(Problem) In the data, take the part that opens with the line containing "Identify all the" and closes with the line containing "left-column: Español Conecte". Rewrite those lines with "exclamation-icon" swapped for "warning-icon", keeping everything else unchanged.

(Records for this exercise)
+--
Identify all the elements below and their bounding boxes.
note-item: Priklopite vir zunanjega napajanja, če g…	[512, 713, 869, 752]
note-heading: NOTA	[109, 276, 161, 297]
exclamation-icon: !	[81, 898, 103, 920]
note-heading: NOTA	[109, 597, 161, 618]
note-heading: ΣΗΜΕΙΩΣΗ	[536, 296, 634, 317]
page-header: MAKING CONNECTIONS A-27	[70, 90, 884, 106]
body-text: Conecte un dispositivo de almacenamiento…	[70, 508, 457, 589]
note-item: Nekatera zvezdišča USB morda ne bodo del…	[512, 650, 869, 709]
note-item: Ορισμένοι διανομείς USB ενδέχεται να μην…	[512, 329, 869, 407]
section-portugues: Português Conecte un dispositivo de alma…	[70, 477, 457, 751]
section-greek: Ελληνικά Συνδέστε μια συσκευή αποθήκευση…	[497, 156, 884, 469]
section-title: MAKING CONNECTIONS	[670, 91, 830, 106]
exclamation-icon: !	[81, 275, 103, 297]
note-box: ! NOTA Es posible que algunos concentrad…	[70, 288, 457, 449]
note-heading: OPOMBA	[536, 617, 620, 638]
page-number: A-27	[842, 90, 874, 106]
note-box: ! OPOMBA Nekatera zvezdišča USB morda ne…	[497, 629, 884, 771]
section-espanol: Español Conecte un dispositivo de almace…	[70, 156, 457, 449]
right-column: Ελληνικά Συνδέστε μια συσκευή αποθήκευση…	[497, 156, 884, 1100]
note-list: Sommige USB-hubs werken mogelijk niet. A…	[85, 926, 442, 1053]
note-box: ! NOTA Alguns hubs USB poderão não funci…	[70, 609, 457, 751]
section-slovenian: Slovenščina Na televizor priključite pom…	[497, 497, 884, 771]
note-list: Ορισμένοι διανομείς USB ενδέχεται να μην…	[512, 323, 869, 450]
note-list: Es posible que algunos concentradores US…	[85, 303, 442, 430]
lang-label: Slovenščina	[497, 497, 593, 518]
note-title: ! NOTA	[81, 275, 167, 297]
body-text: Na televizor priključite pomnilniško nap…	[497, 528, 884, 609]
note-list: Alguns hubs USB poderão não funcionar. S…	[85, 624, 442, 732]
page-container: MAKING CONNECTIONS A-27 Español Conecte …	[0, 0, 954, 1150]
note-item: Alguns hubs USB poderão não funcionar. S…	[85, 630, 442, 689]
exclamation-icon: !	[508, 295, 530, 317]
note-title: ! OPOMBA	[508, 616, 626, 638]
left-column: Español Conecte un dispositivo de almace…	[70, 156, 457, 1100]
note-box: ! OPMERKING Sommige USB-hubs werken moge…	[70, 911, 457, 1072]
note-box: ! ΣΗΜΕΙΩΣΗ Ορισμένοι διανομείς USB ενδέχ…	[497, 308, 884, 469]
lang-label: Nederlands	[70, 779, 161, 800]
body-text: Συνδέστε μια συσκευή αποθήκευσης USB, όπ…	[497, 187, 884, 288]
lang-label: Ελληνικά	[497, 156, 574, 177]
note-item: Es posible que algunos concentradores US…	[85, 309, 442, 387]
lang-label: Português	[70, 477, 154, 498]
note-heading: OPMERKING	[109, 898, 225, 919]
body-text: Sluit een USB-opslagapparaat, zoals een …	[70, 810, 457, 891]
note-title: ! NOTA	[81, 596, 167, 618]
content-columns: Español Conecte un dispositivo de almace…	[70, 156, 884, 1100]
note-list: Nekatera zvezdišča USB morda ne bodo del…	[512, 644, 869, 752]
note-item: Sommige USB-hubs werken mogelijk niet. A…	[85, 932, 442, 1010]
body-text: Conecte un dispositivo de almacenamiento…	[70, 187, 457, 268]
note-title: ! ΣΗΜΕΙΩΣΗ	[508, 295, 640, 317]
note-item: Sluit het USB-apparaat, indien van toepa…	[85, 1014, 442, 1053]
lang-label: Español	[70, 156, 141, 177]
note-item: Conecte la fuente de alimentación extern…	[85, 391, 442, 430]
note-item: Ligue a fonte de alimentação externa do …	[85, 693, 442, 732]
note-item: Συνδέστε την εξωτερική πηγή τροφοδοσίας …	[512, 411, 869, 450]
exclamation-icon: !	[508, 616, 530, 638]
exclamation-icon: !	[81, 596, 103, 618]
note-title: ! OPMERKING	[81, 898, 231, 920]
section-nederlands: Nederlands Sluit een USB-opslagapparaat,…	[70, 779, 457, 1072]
+--
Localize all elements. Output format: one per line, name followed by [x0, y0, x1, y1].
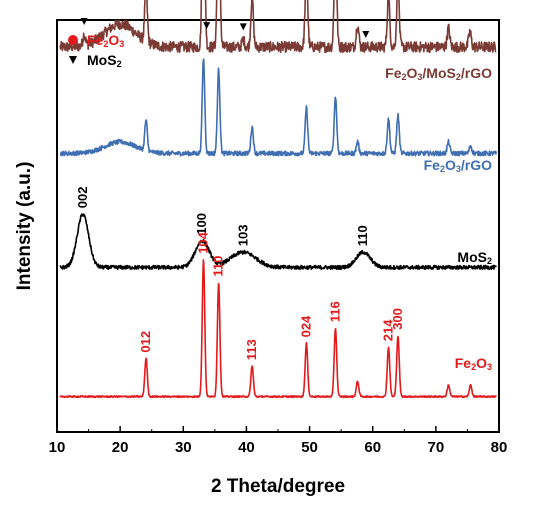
+--
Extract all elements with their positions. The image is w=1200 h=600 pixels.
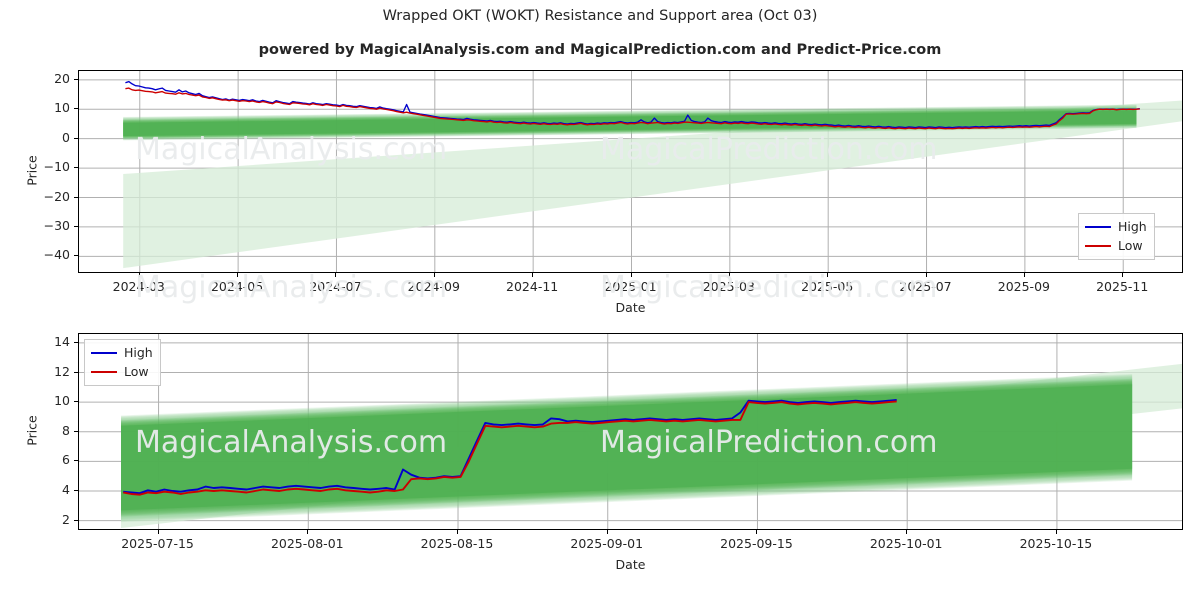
+--
(Full response)
Identify all the elements below and their bounding boxes.
note-item: Priklopite vir zunanjega napajanja, če g…	[512, 713, 869, 752]
note-heading: NOTA	[109, 276, 161, 297]
warning-icon: !	[81, 898, 103, 920]
note-heading: NOTA	[109, 597, 161, 618]
note-heading: ΣΗΜΕΙΩΣΗ	[536, 296, 634, 317]
page-header: MAKING CONNECTIONS A-27	[70, 90, 884, 106]
body-text: Conecte un dispositivo de almacenamiento…	[70, 508, 457, 589]
note-item: Nekatera zvezdišča USB morda ne bodo del…	[512, 650, 869, 709]
note-item: Ορισμένοι διανομείς USB ενδέχεται να μην…	[512, 329, 869, 407]
section-portugues: Português Conecte un dispositivo de alma…	[70, 477, 457, 751]
section-greek: Ελληνικά Συνδέστε μια συσκευή αποθήκευση…	[497, 156, 884, 469]
section-title: MAKING CONNECTIONS	[670, 91, 830, 106]
warning-icon: !	[81, 275, 103, 297]
note-box: ! NOTA Es posible que algunos concentrad…	[70, 288, 457, 449]
note-heading: OPOMBA	[536, 617, 620, 638]
page-number: A-27	[842, 90, 874, 106]
note-box: ! OPOMBA Nekatera zvezdišča USB morda ne…	[497, 629, 884, 771]
section-espanol: Español Conecte un dispositivo de almace…	[70, 156, 457, 449]
right-column: Ελληνικά Συνδέστε μια συσκευή αποθήκευση…	[497, 156, 884, 1100]
note-list: Sommige USB-hubs werken mogelijk niet. A…	[85, 926, 442, 1053]
note-box: ! NOTA Alguns hubs USB poderão não funci…	[70, 609, 457, 751]
section-slovenian: Slovenščina Na televizor priključite pom…	[497, 497, 884, 771]
note-list: Ορισμένοι διανομείς USB ενδέχεται να μην…	[512, 323, 869, 450]
note-list: Es posible que algunos concentradores US…	[85, 303, 442, 430]
lang-label: Slovenščina	[497, 497, 593, 518]
note-title: ! NOTA	[81, 275, 167, 297]
body-text: Na televizor priključite pomnilniško nap…	[497, 528, 884, 609]
note-list: Alguns hubs USB poderão não funcionar. S…	[85, 624, 442, 732]
page-container: MAKING CONNECTIONS A-27 Español Conecte …	[0, 0, 954, 1150]
note-item: Alguns hubs USB poderão não funcionar. S…	[85, 630, 442, 689]
warning-icon: !	[508, 295, 530, 317]
note-title: ! OPOMBA	[508, 616, 626, 638]
left-column: Español Conecte un dispositivo de almace…	[70, 156, 457, 1100]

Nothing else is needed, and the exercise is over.